# START OF Data provided
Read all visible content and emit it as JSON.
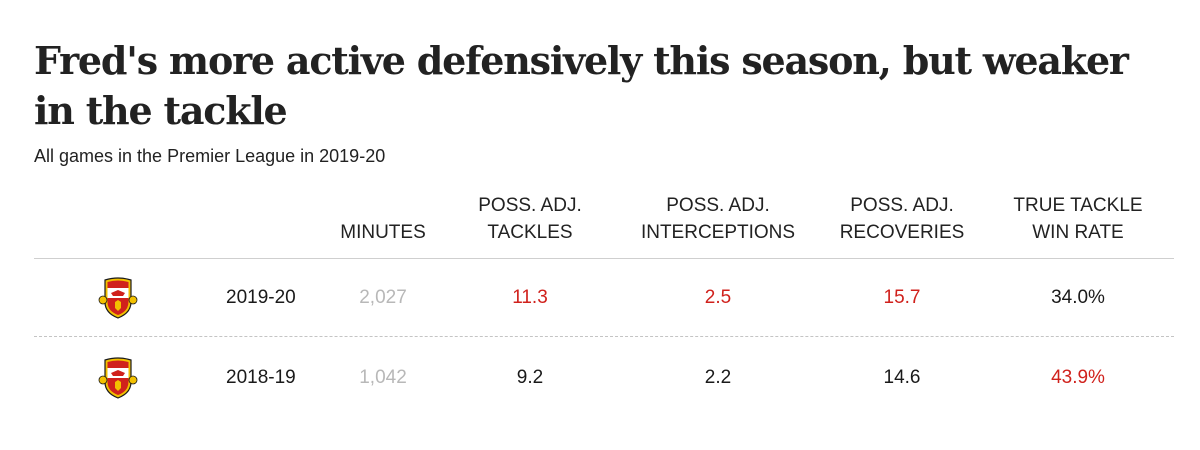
{
  "title": "Fred's more active defensively this season, but weaker in the tackle",
  "subtitle": "All games in the Premier League in 2019-20",
  "chart_data": {
    "type": "table",
    "columns": [
      {
        "line1": "",
        "line2": "MINUTES"
      },
      {
        "line1": "POSS. ADJ.",
        "line2": "TACKLES"
      },
      {
        "line1": "POSS. ADJ.",
        "line2": "INTERCEPTIONS"
      },
      {
        "line1": "POSS. ADJ.",
        "line2": "RECOVERIES"
      },
      {
        "line1": "TRUE TACKLE",
        "line2": "WIN RATE"
      }
    ],
    "rows": [
      {
        "crest": "manchester-united-crest",
        "season": "2019-20",
        "values": [
          "2,027",
          "11.3",
          "2.5",
          "15.7",
          "34.0%"
        ],
        "highlight": [
          "muted",
          "red",
          "red",
          "red",
          "dark"
        ]
      },
      {
        "crest": "manchester-united-crest",
        "season": "2018-19",
        "values": [
          "1,042",
          "9.2",
          "2.2",
          "14.6",
          "43.9%"
        ],
        "highlight": [
          "muted",
          "dark",
          "dark",
          "dark",
          "red"
        ]
      }
    ]
  },
  "colors": {
    "highlight": "#d0211c",
    "muted": "#b8b8b8",
    "text": "#1a1a1a"
  }
}
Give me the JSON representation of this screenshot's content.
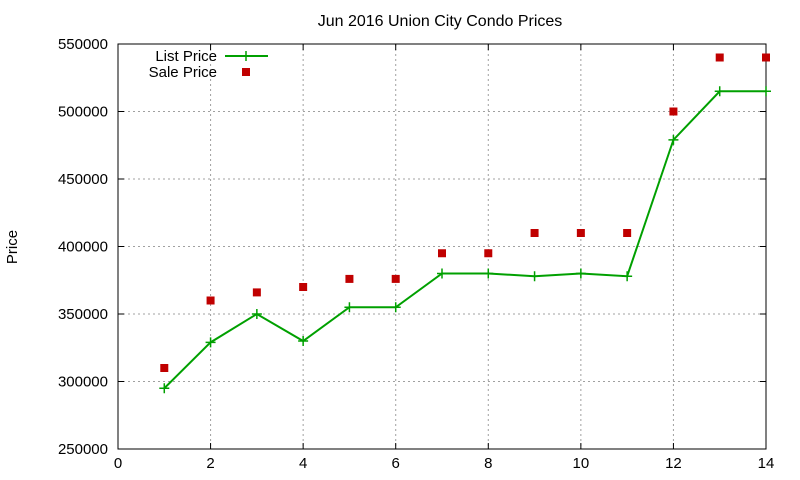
{
  "chart_data": {
    "type": "line",
    "title": "Jun 2016 Union City Condo Prices",
    "xlabel": "",
    "ylabel": "Price",
    "xlim": [
      0,
      14
    ],
    "ylim": [
      250000,
      550000
    ],
    "xticks": [
      0,
      2,
      4,
      6,
      8,
      10,
      12,
      14
    ],
    "yticks": [
      250000,
      300000,
      350000,
      400000,
      450000,
      500000,
      550000
    ],
    "grid": true,
    "legend_position": "top-left",
    "series": [
      {
        "name": "List Price",
        "style": "line+points",
        "color": "#00a000",
        "x": [
          1,
          2,
          3,
          4,
          5,
          6,
          7,
          8,
          9,
          10,
          11,
          12,
          13,
          14
        ],
        "y": [
          295000,
          329000,
          350000,
          330000,
          355000,
          355000,
          380000,
          380000,
          378000,
          380000,
          378000,
          479000,
          515000,
          515000
        ]
      },
      {
        "name": "Sale Price",
        "style": "points",
        "color": "#c00000",
        "x": [
          1,
          2,
          3,
          4,
          5,
          6,
          7,
          8,
          9,
          10,
          11,
          12,
          13,
          14
        ],
        "y": [
          310000,
          360000,
          366000,
          370000,
          376000,
          376000,
          395000,
          395000,
          410000,
          410000,
          410000,
          500000,
          540000,
          540000
        ]
      }
    ]
  }
}
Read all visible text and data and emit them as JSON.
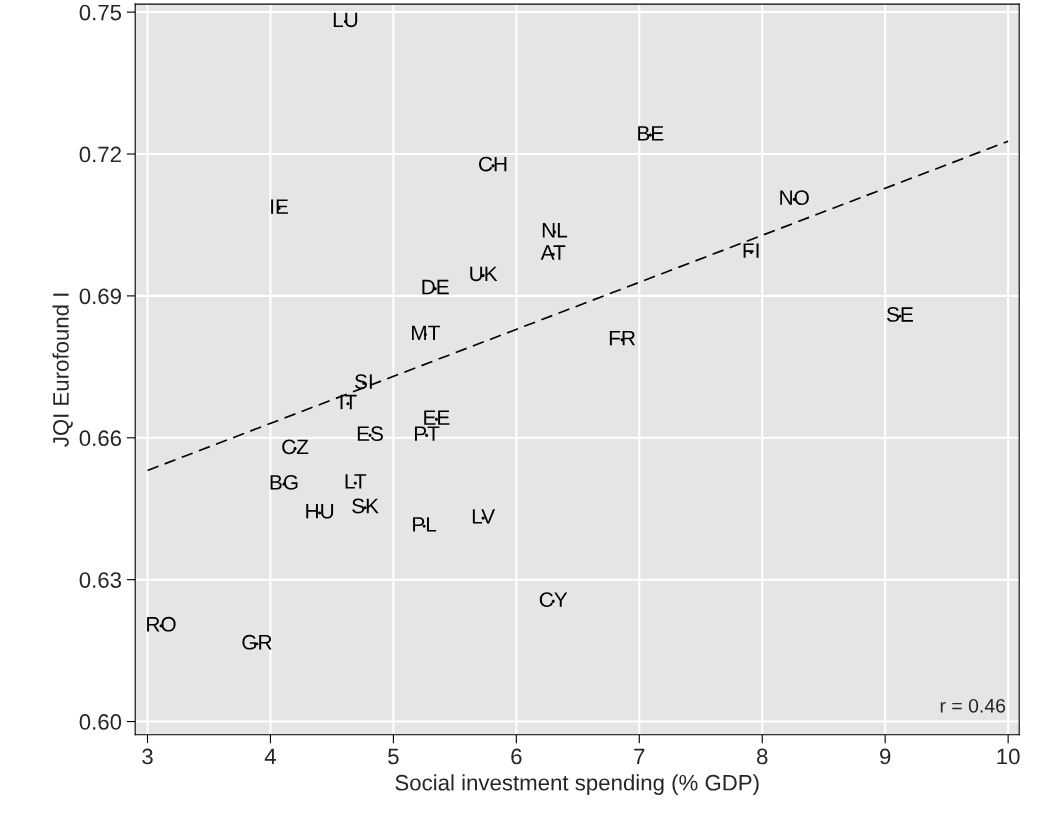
{
  "chart_data": {
    "type": "scatter",
    "xlabel": "Social investment spending (% GDP)",
    "ylabel": "JQI Eurofound I",
    "xlim": [
      2.9,
      10.09
    ],
    "ylim": [
      0.5972,
      0.7517
    ],
    "xticks": [
      3,
      4,
      5,
      6,
      7,
      8,
      9,
      10
    ],
    "yticks": [
      {
        "value": 0.6,
        "label": "0.60"
      },
      {
        "value": 0.63,
        "label": "0.63"
      },
      {
        "value": 0.66,
        "label": "0.66"
      },
      {
        "value": 0.69,
        "label": "0.69"
      },
      {
        "value": 0.72,
        "label": "0.72"
      },
      {
        "value": 0.75,
        "label": "0.75"
      }
    ],
    "grid": true,
    "marker": "none",
    "series": [
      {
        "color": "#000000",
        "x": [
          4.61,
          7.09,
          5.81,
          4.07,
          8.26,
          6.31,
          6.3,
          7.91,
          5.73,
          5.34,
          9.12,
          5.26,
          6.86,
          4.76,
          4.63,
          5.35,
          4.81,
          5.27,
          4.2,
          4.11,
          4.69,
          4.4,
          4.77,
          5.73,
          5.25,
          6.3,
          3.11,
          3.89
        ],
        "values": [
          0.748,
          0.724,
          0.7175,
          0.7085,
          0.7104,
          0.7035,
          0.6988,
          0.6992,
          0.6943,
          0.6915,
          0.6857,
          0.6818,
          0.6807,
          0.6715,
          0.6672,
          0.6639,
          0.6605,
          0.6605,
          0.6577,
          0.6502,
          0.6504,
          0.6441,
          0.6452,
          0.643,
          0.6413,
          0.6254,
          0.6202,
          0.6164
        ],
        "value_labels": [
          "LU",
          "BE",
          "CH",
          "IE",
          "NO",
          "NL",
          "AT",
          "FI",
          "UK",
          "DE",
          "SE",
          "MT",
          "FR",
          "SI",
          "IT",
          "EE",
          "ES",
          "PT",
          "CZ",
          "BG",
          "LT",
          "HU",
          "SK",
          "LV",
          "PL",
          "CY",
          "RO",
          "GR"
        ]
      },
      {
        "type": "line",
        "color": "#000000",
        "line_style": "dashed",
        "x": [
          3,
          10
        ],
        "values": [
          0.6531,
          0.7227
        ]
      }
    ],
    "annotations": [
      {
        "text": "r = 0.46"
      }
    ]
  }
}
# END OF Data provided
** What this task involves **
Skip the pictures, then retype every line above exactly.

** Finished task **
Read all visible content and emit it as JSON.
{
  "title": "Fred's more active defensively this season, but weaker in the tackle",
  "subtitle": "All games in the Premier League in 2019-20",
  "chart_data": {
    "type": "table",
    "columns": [
      {
        "line1": "",
        "line2": "MINUTES"
      },
      {
        "line1": "POSS. ADJ.",
        "line2": "TACKLES"
      },
      {
        "line1": "POSS. ADJ.",
        "line2": "INTERCEPTIONS"
      },
      {
        "line1": "POSS. ADJ.",
        "line2": "RECOVERIES"
      },
      {
        "line1": "TRUE TACKLE",
        "line2": "WIN RATE"
      }
    ],
    "rows": [
      {
        "crest": "manchester-united-crest",
        "season": "2019-20",
        "values": [
          "2,027",
          "11.3",
          "2.5",
          "15.7",
          "34.0%"
        ],
        "highlight": [
          "muted",
          "red",
          "red",
          "red",
          "dark"
        ]
      },
      {
        "crest": "manchester-united-crest",
        "season": "2018-19",
        "values": [
          "1,042",
          "9.2",
          "2.2",
          "14.6",
          "43.9%"
        ],
        "highlight": [
          "muted",
          "dark",
          "dark",
          "dark",
          "red"
        ]
      }
    ]
  },
  "colors": {
    "highlight": "#d0211c",
    "muted": "#b8b8b8",
    "text": "#1a1a1a"
  }
}
Give me the JSON representation of this screenshot's content.
{
  "chart_data": {
    "type": "line",
    "title": "Jun 2016 Union City Condo Prices",
    "xlabel": "",
    "ylabel": "Price",
    "xlim": [
      0,
      14
    ],
    "ylim": [
      250000,
      550000
    ],
    "xticks": [
      0,
      2,
      4,
      6,
      8,
      10,
      12,
      14
    ],
    "yticks": [
      250000,
      300000,
      350000,
      400000,
      450000,
      500000,
      550000
    ],
    "grid": true,
    "legend_position": "top-left",
    "series": [
      {
        "name": "List Price",
        "style": "line+points",
        "color": "#00a000",
        "x": [
          1,
          2,
          3,
          4,
          5,
          6,
          7,
          8,
          9,
          10,
          11,
          12,
          13,
          14
        ],
        "y": [
          295000,
          329000,
          350000,
          330000,
          355000,
          355000,
          380000,
          380000,
          378000,
          380000,
          378000,
          479000,
          515000,
          515000
        ]
      },
      {
        "name": "Sale Price",
        "style": "points",
        "color": "#c00000",
        "x": [
          1,
          2,
          3,
          4,
          5,
          6,
          7,
          8,
          9,
          10,
          11,
          12,
          13,
          14
        ],
        "y": [
          310000,
          360000,
          366000,
          370000,
          376000,
          376000,
          395000,
          395000,
          410000,
          410000,
          410000,
          500000,
          540000,
          540000
        ]
      }
    ]
  }
}
Read all visible text and data and emit them as JSON.
{
  "chart_data": {
    "type": "scatter",
    "xlabel": "Social investment spending (% GDP)",
    "ylabel": "JQI Eurofound I",
    "xlim": [
      2.9,
      10.09
    ],
    "ylim": [
      0.5972,
      0.7517
    ],
    "xticks": [
      3,
      4,
      5,
      6,
      7,
      8,
      9,
      10
    ],
    "yticks": [
      {
        "value": 0.6,
        "label": "0.60"
      },
      {
        "value": 0.63,
        "label": "0.63"
      },
      {
        "value": 0.66,
        "label": "0.66"
      },
      {
        "value": 0.69,
        "label": "0.69"
      },
      {
        "value": 0.72,
        "label": "0.72"
      },
      {
        "value": 0.75,
        "label": "0.75"
      }
    ],
    "grid": true,
    "marker": "none",
    "series": [
      {
        "color": "#000000",
        "x": [
          4.61,
          7.09,
          5.81,
          4.07,
          8.26,
          6.31,
          6.3,
          7.91,
          5.73,
          5.34,
          9.12,
          5.26,
          6.86,
          4.76,
          4.63,
          5.35,
          4.81,
          5.27,
          4.2,
          4.11,
          4.69,
          4.4,
          4.77,
          5.73,
          5.25,
          6.3,
          3.11,
          3.89
        ],
        "values": [
          0.748,
          0.724,
          0.7175,
          0.7085,
          0.7104,
          0.7035,
          0.6988,
          0.6992,
          0.6943,
          0.6915,
          0.6857,
          0.6818,
          0.6807,
          0.6715,
          0.6672,
          0.6639,
          0.6605,
          0.6605,
          0.6577,
          0.6502,
          0.6504,
          0.6441,
          0.6452,
          0.643,
          0.6413,
          0.6254,
          0.6202,
          0.6164
        ],
        "value_labels": [
          "LU",
          "BE",
          "CH",
          "IE",
          "NO",
          "NL",
          "AT",
          "FI",
          "UK",
          "DE",
          "SE",
          "MT",
          "FR",
          "SI",
          "IT",
          "EE",
          "ES",
          "PT",
          "CZ",
          "BG",
          "LT",
          "HU",
          "SK",
          "LV",
          "PL",
          "CY",
          "RO",
          "GR"
        ]
      },
      {
        "type": "line",
        "color": "#000000",
        "line_style": "dashed",
        "x": [
          3,
          10
        ],
        "values": [
          0.6531,
          0.7227
        ]
      }
    ],
    "annotations": [
      {
        "text": "r = 0.46"
      }
    ]
  }
}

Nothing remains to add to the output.